» **EXERCISE INSTRUCTIONS**
Skip the pictures. Repeat everything else in the records word for word.

************

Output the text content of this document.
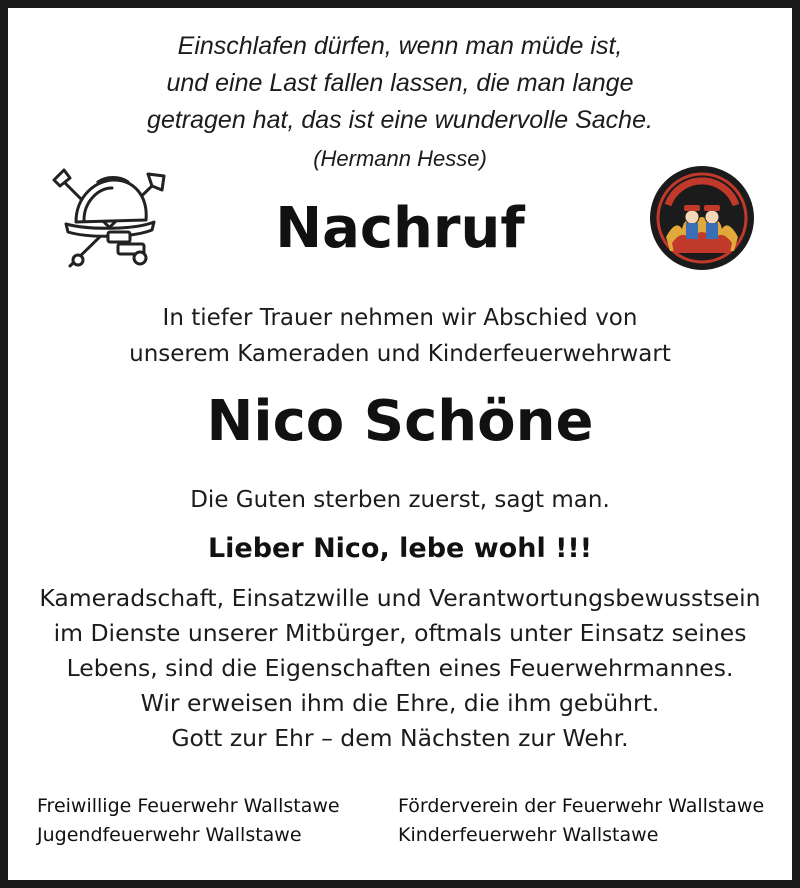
Einschlafen dürfen, wenn man müde ist,
und eine Last fallen lassen, die man lange
getragen hat, das ist eine wundervolle Sache.
(Hermann Hesse)
Nachruf
In tiefer Trauer nehmen wir Abschied von
unserem Kameraden und Kinderfeuerwehrwart
Nico Schöne
Die Guten sterben zuerst, sagt man.
Lieber Nico, lebe wohl !!!
Kameradschaft, Einsatzwille und Verantwortungsbewusstsein
im Dienste unserer Mitbürger, oftmals unter Einsatz seines
Lebens, sind die Eigenschaften eines Feuerwehrmannes.
Wir erweisen ihm die Ehre, die ihm gebührt.
Gott zur Ehr – dem Nächsten zur Wehr.
Freiwillige Feuerwehr Wallstawe
Jugendfeuerwehr Wallstawe
Förderverein der Feuerwehr Wallstawe
Kinderfeuerwehr Wallstawe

************

» **SOLUTION TO THIS EXERCISE**
Output the text content of this document.
Einschlafen dürfen, wenn man müde ist,
und eine Last fallen lassen, die man lange
getragen hat, das ist eine wundervolle Sache.
(Hermann Hesse)
Nachruf
In tiefer Trauer nehmen wir Abschied von
unserem Kameraden und Kinderfeuerwehrwart
Nico Schöne
Die Guten sterben zuerst, sagt man.
Lieber Nico, lebe wohl !!!
Kameradschaft, Einsatzwille und Verantwortungsbewusstsein
im Dienste unserer Mitbürger, oftmals unter Einsatz seines
Lebens, sind die Eigenschaften eines Feuerwehrmannes.
Wir erweisen ihm die Ehre, die ihm gebührt.
Gott zur Ehr – dem Nächsten zur Wehr.
Freiwillige Feuerwehr Wallstawe
Jugendfeuerwehr Wallstawe
Förderverein der Feuerwehr Wallstawe
Kinderfeuerwehr Wallstawe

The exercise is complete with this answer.